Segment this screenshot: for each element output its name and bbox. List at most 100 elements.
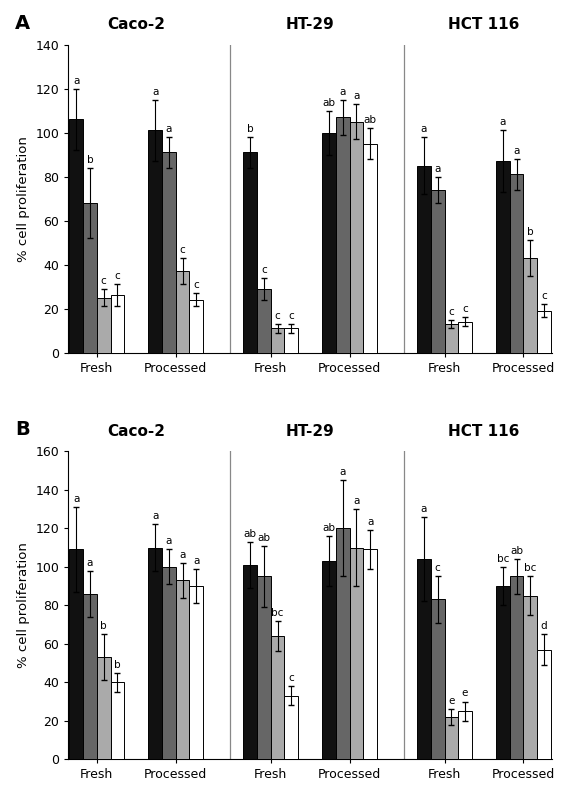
Text: b: b [87, 155, 94, 164]
Bar [322, 561, 336, 760]
Text: a: a [87, 558, 93, 567]
Text: c: c [261, 265, 267, 275]
Bar [336, 528, 350, 760]
Text: b: b [100, 621, 107, 631]
Text: ab: ab [244, 528, 257, 539]
Bar [322, 132, 336, 353]
Text: e: e [462, 689, 468, 698]
Text: HT-29: HT-29 [286, 18, 335, 32]
Text: a: a [166, 124, 172, 134]
Text: a: a [166, 536, 172, 547]
Bar [189, 300, 203, 353]
Bar [243, 565, 257, 760]
Text: b: b [247, 124, 254, 134]
Bar [257, 289, 271, 353]
Bar [257, 576, 271, 760]
Bar [271, 636, 284, 760]
Text: a: a [152, 86, 158, 97]
Text: Caco-2: Caco-2 [107, 424, 165, 439]
Text: B: B [15, 421, 30, 440]
Bar [496, 586, 510, 760]
Text: a: a [421, 504, 427, 514]
Text: a: a [73, 76, 80, 85]
Text: bc: bc [497, 554, 509, 563]
Text: a: a [353, 496, 359, 506]
Text: ab: ab [323, 523, 336, 533]
Bar [496, 161, 510, 353]
Text: Caco-2: Caco-2 [107, 18, 165, 32]
Text: c: c [288, 673, 294, 683]
Text: c: c [274, 311, 281, 321]
Bar [537, 311, 550, 353]
Bar [363, 144, 377, 353]
Text: c: c [435, 563, 441, 573]
Bar [162, 152, 176, 353]
Bar [458, 711, 472, 760]
Bar [176, 271, 189, 353]
Bar [176, 580, 189, 760]
Bar [162, 567, 176, 760]
Text: c: c [448, 306, 454, 317]
Text: bc: bc [272, 607, 284, 618]
Bar [336, 117, 350, 353]
Bar [523, 595, 537, 760]
Text: HCT 116: HCT 116 [448, 18, 519, 32]
Bar [431, 599, 444, 760]
Y-axis label: % cell proliferation: % cell proliferation [17, 136, 30, 262]
Text: c: c [541, 291, 547, 301]
Text: a: a [180, 550, 186, 560]
Text: a: a [193, 555, 199, 566]
Bar [458, 322, 472, 353]
Text: a: a [340, 86, 346, 97]
Text: c: c [193, 280, 199, 290]
Bar [69, 550, 83, 760]
Bar [243, 152, 257, 353]
Bar [83, 203, 97, 353]
Text: a: a [340, 467, 346, 477]
Text: HCT 116: HCT 116 [448, 424, 519, 439]
Text: b: b [527, 227, 534, 237]
Bar [510, 175, 523, 353]
Text: a: a [500, 117, 506, 128]
Text: c: c [462, 304, 468, 314]
Text: bc: bc [524, 563, 537, 573]
Bar [363, 550, 377, 760]
Text: ab: ab [510, 546, 523, 556]
Text: c: c [101, 276, 107, 286]
Text: a: a [435, 164, 441, 173]
Text: c: c [180, 245, 185, 255]
Text: a: a [73, 494, 80, 504]
Text: a: a [513, 146, 519, 156]
Text: c: c [288, 311, 294, 321]
Bar [97, 658, 111, 760]
Text: ab: ab [257, 532, 270, 543]
Bar [417, 559, 431, 760]
Text: ab: ab [363, 115, 377, 125]
Text: HT-29: HT-29 [286, 424, 335, 439]
Bar [271, 329, 284, 353]
Bar [444, 717, 458, 760]
Bar [350, 547, 363, 760]
Bar [444, 324, 458, 353]
Bar [69, 120, 83, 353]
Y-axis label: % cell proliferation: % cell proliferation [17, 543, 30, 668]
Bar [350, 121, 363, 353]
Bar [417, 166, 431, 353]
Bar [83, 594, 97, 760]
Text: a: a [152, 512, 158, 521]
Text: b: b [114, 660, 121, 670]
Bar [111, 682, 124, 760]
Text: d: d [541, 621, 547, 631]
Bar [284, 329, 298, 353]
Bar [148, 130, 162, 353]
Bar [189, 586, 203, 760]
Bar [510, 576, 523, 760]
Text: a: a [367, 517, 373, 527]
Text: c: c [114, 271, 120, 282]
Text: A: A [15, 14, 30, 33]
Bar [111, 295, 124, 353]
Text: a: a [353, 91, 359, 101]
Bar [148, 547, 162, 760]
Text: ab: ab [323, 97, 336, 108]
Bar [97, 298, 111, 353]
· · · ·
* Objective *
Please return every line of the items above verbatim, leaving out the pictures.

* Correct result *
Segment this screenshot: for each element output its name and bbox. List at most 100 elements.
Text: b: b [87, 155, 94, 164]
Bar [322, 561, 336, 760]
Text: a: a [87, 558, 93, 567]
Text: c: c [261, 265, 267, 275]
Bar [336, 528, 350, 760]
Text: b: b [100, 621, 107, 631]
Text: ab: ab [244, 528, 257, 539]
Bar [322, 132, 336, 353]
Text: e: e [462, 689, 468, 698]
Text: HT-29: HT-29 [286, 18, 335, 32]
Text: a: a [166, 124, 172, 134]
Text: a: a [166, 536, 172, 547]
Bar [189, 300, 203, 353]
Bar [243, 565, 257, 760]
Text: b: b [247, 124, 254, 134]
Bar [257, 289, 271, 353]
Bar [257, 576, 271, 760]
Bar [271, 636, 284, 760]
Text: a: a [152, 86, 158, 97]
Text: Caco-2: Caco-2 [107, 424, 165, 439]
Text: B: B [15, 421, 30, 440]
Bar [496, 586, 510, 760]
Text: a: a [421, 504, 427, 514]
Text: a: a [73, 76, 80, 85]
Text: bc: bc [497, 554, 509, 563]
Text: a: a [353, 496, 359, 506]
Text: ab: ab [323, 523, 336, 533]
Bar [496, 161, 510, 353]
Text: Caco-2: Caco-2 [107, 18, 165, 32]
Text: c: c [288, 673, 294, 683]
Text: c: c [274, 311, 281, 321]
Bar [537, 311, 550, 353]
Bar [363, 144, 377, 353]
Text: c: c [435, 563, 441, 573]
Bar [162, 152, 176, 353]
Bar [458, 711, 472, 760]
Bar [176, 271, 189, 353]
Bar [176, 580, 189, 760]
Bar [162, 567, 176, 760]
Text: c: c [448, 306, 454, 317]
Text: bc: bc [272, 607, 284, 618]
Bar [336, 117, 350, 353]
Bar [523, 595, 537, 760]
Text: HCT 116: HCT 116 [448, 18, 519, 32]
Bar [431, 599, 444, 760]
Y-axis label: % cell proliferation: % cell proliferation [17, 136, 30, 262]
Text: c: c [541, 291, 547, 301]
Text: a: a [180, 550, 186, 560]
Text: a: a [193, 555, 199, 566]
Bar [458, 322, 472, 353]
Text: a: a [340, 86, 346, 97]
Text: c: c [193, 280, 199, 290]
Bar [69, 550, 83, 760]
Bar [243, 152, 257, 353]
Bar [83, 203, 97, 353]
Text: a: a [340, 467, 346, 477]
Text: HCT 116: HCT 116 [448, 424, 519, 439]
Text: b: b [527, 227, 534, 237]
Bar [510, 175, 523, 353]
Text: a: a [500, 117, 506, 128]
Text: c: c [462, 304, 468, 314]
Text: bc: bc [524, 563, 537, 573]
Bar [363, 550, 377, 760]
Text: ab: ab [510, 546, 523, 556]
Text: c: c [101, 276, 107, 286]
Text: a: a [435, 164, 441, 173]
Text: c: c [180, 245, 185, 255]
Text: a: a [73, 494, 80, 504]
Text: a: a [513, 146, 519, 156]
Text: c: c [288, 311, 294, 321]
Bar [97, 658, 111, 760]
Text: ab: ab [257, 532, 270, 543]
Bar [417, 559, 431, 760]
Text: ab: ab [363, 115, 377, 125]
Text: HT-29: HT-29 [286, 424, 335, 439]
Bar [271, 329, 284, 353]
Bar [444, 717, 458, 760]
Bar [350, 547, 363, 760]
Bar [444, 324, 458, 353]
Bar [69, 120, 83, 353]
Y-axis label: % cell proliferation: % cell proliferation [17, 543, 30, 668]
Bar [350, 121, 363, 353]
Bar [417, 166, 431, 353]
Bar [83, 594, 97, 760]
Text: a: a [152, 512, 158, 521]
Text: b: b [114, 660, 121, 670]
Bar [111, 682, 124, 760]
Text: d: d [541, 621, 547, 631]
Bar [284, 329, 298, 353]
Bar [148, 130, 162, 353]
Bar [189, 586, 203, 760]
Bar [510, 576, 523, 760]
Text: a: a [367, 517, 373, 527]
Text: c: c [114, 271, 120, 282]
Text: A: A [15, 14, 30, 33]
Bar [111, 295, 124, 353]
Text: a: a [353, 91, 359, 101]
Bar [148, 547, 162, 760]
Text: ab: ab [323, 97, 336, 108]
Bar [97, 298, 111, 353]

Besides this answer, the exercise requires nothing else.